◆ **REQUIRED WORK**: Repeat everything in the material exactly.

◆ **DATASET EXTRACT**:
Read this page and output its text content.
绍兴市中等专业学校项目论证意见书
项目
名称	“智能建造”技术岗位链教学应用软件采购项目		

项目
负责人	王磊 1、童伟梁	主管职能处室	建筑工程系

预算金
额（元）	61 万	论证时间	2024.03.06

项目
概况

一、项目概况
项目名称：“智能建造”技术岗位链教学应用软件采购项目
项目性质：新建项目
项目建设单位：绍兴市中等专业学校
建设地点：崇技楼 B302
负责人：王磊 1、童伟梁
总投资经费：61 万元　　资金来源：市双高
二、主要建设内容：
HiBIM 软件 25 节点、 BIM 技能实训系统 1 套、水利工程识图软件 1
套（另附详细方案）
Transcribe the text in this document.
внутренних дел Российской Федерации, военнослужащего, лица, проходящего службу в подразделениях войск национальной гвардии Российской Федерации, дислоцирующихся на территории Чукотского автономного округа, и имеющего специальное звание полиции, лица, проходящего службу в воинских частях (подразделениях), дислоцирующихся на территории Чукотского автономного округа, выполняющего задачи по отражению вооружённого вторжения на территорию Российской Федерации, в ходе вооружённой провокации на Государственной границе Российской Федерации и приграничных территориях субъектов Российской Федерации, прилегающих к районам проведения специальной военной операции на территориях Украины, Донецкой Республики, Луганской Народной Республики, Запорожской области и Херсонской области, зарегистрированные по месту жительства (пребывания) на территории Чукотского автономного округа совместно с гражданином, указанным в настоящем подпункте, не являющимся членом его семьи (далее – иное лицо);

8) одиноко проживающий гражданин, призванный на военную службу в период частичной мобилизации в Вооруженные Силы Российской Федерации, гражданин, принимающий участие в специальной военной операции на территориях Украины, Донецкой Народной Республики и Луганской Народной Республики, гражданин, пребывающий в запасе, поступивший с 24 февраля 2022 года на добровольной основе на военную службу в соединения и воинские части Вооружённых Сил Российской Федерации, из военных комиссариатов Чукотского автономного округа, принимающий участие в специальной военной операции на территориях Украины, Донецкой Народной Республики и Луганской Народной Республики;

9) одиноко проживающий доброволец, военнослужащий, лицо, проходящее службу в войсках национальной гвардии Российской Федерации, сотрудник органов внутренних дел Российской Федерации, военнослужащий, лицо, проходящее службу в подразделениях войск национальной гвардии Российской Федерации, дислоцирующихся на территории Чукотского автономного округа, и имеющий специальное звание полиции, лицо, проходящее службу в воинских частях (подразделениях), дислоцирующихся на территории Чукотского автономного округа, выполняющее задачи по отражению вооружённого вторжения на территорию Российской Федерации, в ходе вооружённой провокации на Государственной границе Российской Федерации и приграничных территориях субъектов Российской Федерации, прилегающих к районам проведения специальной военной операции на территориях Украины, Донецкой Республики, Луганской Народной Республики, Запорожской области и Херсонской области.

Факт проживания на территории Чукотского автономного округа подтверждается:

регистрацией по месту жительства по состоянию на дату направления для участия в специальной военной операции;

◆ **TASK OUTPUT**:
Read this page and output its text content.
绍兴市中等专业学校项目论证意见书
项目
名称	“智能建造”技术岗位链教学应用软件采购项目		

项目
负责人	王磊 1、童伟梁	主管职能处室	建筑工程系

预算金
额（元）	61 万	论证时间	2024.03.06

项目
概况

一、项目概况
项目名称：“智能建造”技术岗位链教学应用软件采购项目
项目性质：新建项目
项目建设单位：绍兴市中等专业学校
建设地点：崇技楼 B302
负责人：王磊 1、童伟梁
总投资经费：61 万元　　资金来源：市双高
二、主要建设内容：
HiBIM 软件 25 节点、 BIM 技能实训系统 1 套、水利工程识图软件 1
套（另附详细方案）
Transcribe the text in this document.
внутренних дел Российской Федерации, военнослужащего, лица, проходящего службу в подразделениях войск национальной гвардии Российской Федерации, дислоцирующихся на территории Чукотского автономного округа, и имеющего специальное звание полиции, лица, проходящего службу в воинских частях (подразделениях), дислоцирующихся на территории Чукотского автономного округа, выполняющего задачи по отражению вооружённого вторжения на территорию Российской Федерации, в ходе вооружённой провокации на Государственной границе Российской Федерации и приграничных территориях субъектов Российской Федерации, прилегающих к районам проведения специальной военной операции на территориях Украины, Донецкой Республики, Луганской Народной Республики, Запорожской области и Херсонской области, зарегистрированные по месту жительства (пребывания) на территории Чукотского автономного округа совместно с гражданином, указанным в настоящем подпункте, не являющимся членом его семьи (далее – иное лицо);

8) одиноко проживающий гражданин, призванный на военную службу в период частичной мобилизации в Вооруженные Силы Российской Федерации, гражданин, принимающий участие в специальной военной операции на территориях Украины, Донецкой Народной Республики и Луганской Народной Республики, гражданин, пребывающий в запасе, поступивший с 24 февраля 2022 года на добровольной основе на военную службу в соединения и воинские части Вооружённых Сил Российской Федерации, из военных комиссариатов Чукотского автономного округа, принимающий участие в специальной военной операции на территориях Украины, Донецкой Народной Республики и Луганской Народной Республики;

9) одиноко проживающий доброволец, военнослужащий, лицо, проходящее службу в войсках национальной гвардии Российской Федерации, сотрудник органов внутренних дел Российской Федерации, военнослужащий, лицо, проходящее службу в подразделениях войск национальной гвардии Российской Федерации, дислоцирующихся на территории Чукотского автономного округа, и имеющий специальное звание полиции, лицо, проходящее службу в воинских частях (подразделениях), дислоцирующихся на территории Чукотского автономного округа, выполняющее задачи по отражению вооружённого вторжения на территорию Российской Федерации, в ходе вооружённой провокации на Государственной границе Российской Федерации и приграничных территориях субъектов Российской Федерации, прилегающих к районам проведения специальной военной операции на территориях Украины, Донецкой Республики, Луганской Народной Республики, Запорожской области и Херсонской области.

Факт проживания на территории Чукотского автономного округа подтверждается:

регистрацией по месту жительства по состоянию на дату направления для участия в специальной военной операции;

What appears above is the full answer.